GIVEN EXERCISE » Skip the pictures and quote all of the lines exactly.

** start TASK DATA **

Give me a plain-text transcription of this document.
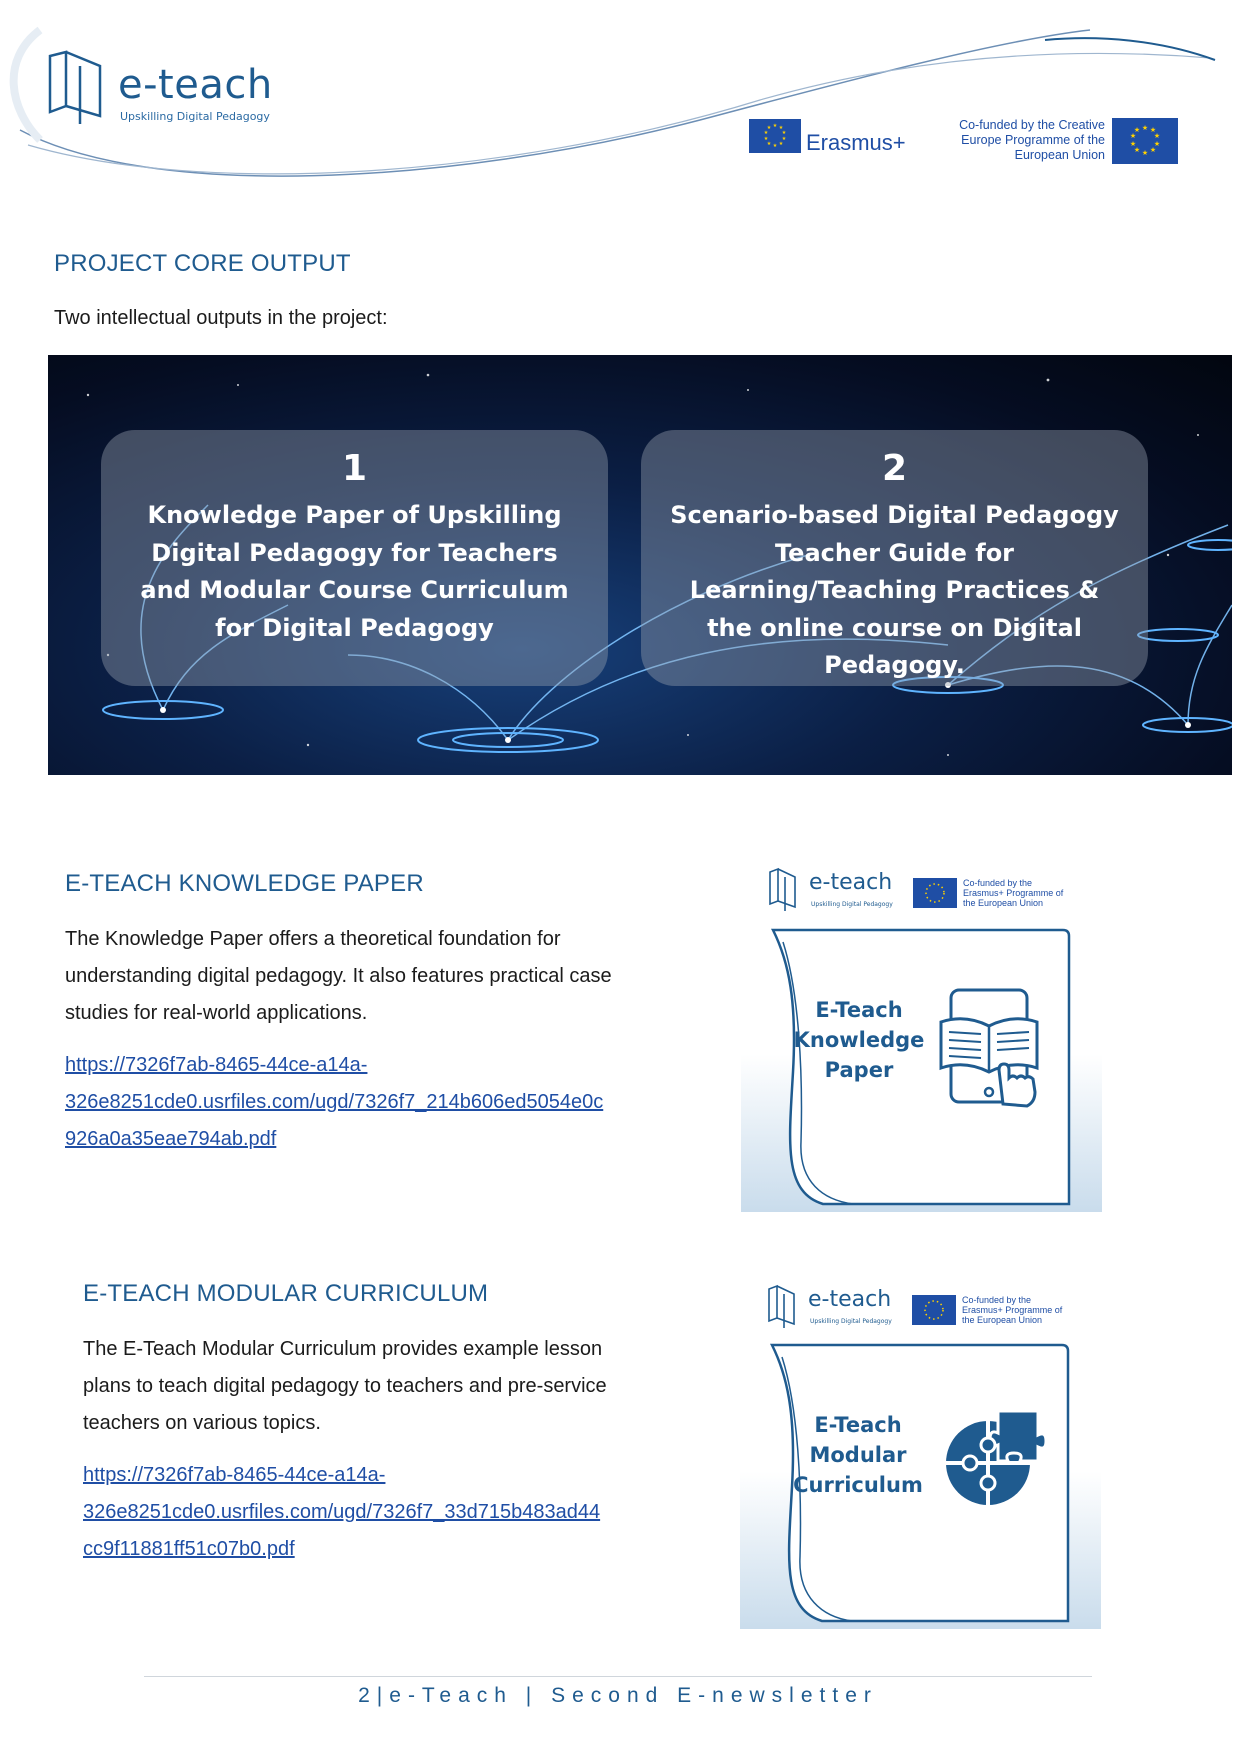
e-teach
Upskilling Digital Pedagogy
★ ★
★
★
★
★
★
★
★
★
Erasmus+
Co-funded by the Creative Europe Programme of the European Union
★ ★
★
★
★
★
★
★
★
★
PROJECT CORE OUTPUT
Two intellectual outputs in the project:
1
Knowledge Paper of Upskilling Digital Pedagogy for Teachers and Modular Course Curriculum for Digital Pedagogy
2
Scenario-based Digital Pedagogy Teacher Guide for Learning/Teaching Practices & the online course on Digital Pedagogy.
E-TEACH KNOWLEDGE PAPER
The Knowledge Paper offers a theoretical foundation for understanding digital pedagogy. It also features practical case studies for real-world applications.
https://7326f7ab-8465-44ce-a14a-
326e8251cde0.usrfiles.com/ugd/7326f7_214b606ed5054e0c
926a0a35eae794ab.pdf
e-teach
Upskilling Digital Pedagogy
Co-funded by the Erasmus+ Programme of the European Union
E-Teach
Knowledge
Paper
E-TEACH MODULAR CURRICULUM
The E-Teach Modular Curriculum provides example lesson plans to teach digital pedagogy to teachers and pre-service teachers on various topics.
https://7326f7ab-8465-44ce-a14a-
326e8251cde0.usrfiles.com/ugd/7326f7_33d715b483ad44
cc9f11881ff51c07b0.pdf
e-teach
Upskilling Digital Pedagogy
Co-funded by the Erasmus+ Programme of the European Union
E-Teach
Modular
Curriculum
2|e-Teach | Second E-newsletter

** end TASK DATA **

PROBLEM SOLUTION »
Give me a plain-text transcription of this document.
e-teach
Upskilling Digital Pedagogy
★ ★
★
★
★
★
★
★
★
★
Erasmus+
Co-funded by the Creative Europe Programme of the European Union
★ ★
★
★
★
★
★
★
★
★
PROJECT CORE OUTPUT
Two intellectual outputs in the project:
1
Knowledge Paper of Upskilling Digital Pedagogy for Teachers and Modular Course Curriculum for Digital Pedagogy
2
Scenario-based Digital Pedagogy Teacher Guide for Learning/Teaching Practices & the online course on Digital Pedagogy.
E-TEACH KNOWLEDGE PAPER
The Knowledge Paper offers a theoretical foundation for understanding digital pedagogy. It also features practical case studies for real-world applications.
https://7326f7ab-8465-44ce-a14a-
326e8251cde0.usrfiles.com/ugd/7326f7_214b606ed5054e0c
926a0a35eae794ab.pdf
e-teach
Upskilling Digital Pedagogy
Co-funded by the Erasmus+ Programme of the European Union
E-Teach
Knowledge
Paper
E-TEACH MODULAR CURRICULUM
The E-Teach Modular Curriculum provides example lesson plans to teach digital pedagogy to teachers and pre-service teachers on various topics.
https://7326f7ab-8465-44ce-a14a-
326e8251cde0.usrfiles.com/ugd/7326f7_33d715b483ad44
cc9f11881ff51c07b0.pdf
e-teach
Upskilling Digital Pedagogy
Co-funded by the Erasmus+ Programme of the European Union
E-Teach
Modular
Curriculum
2|e-Teach | Second E-newsletter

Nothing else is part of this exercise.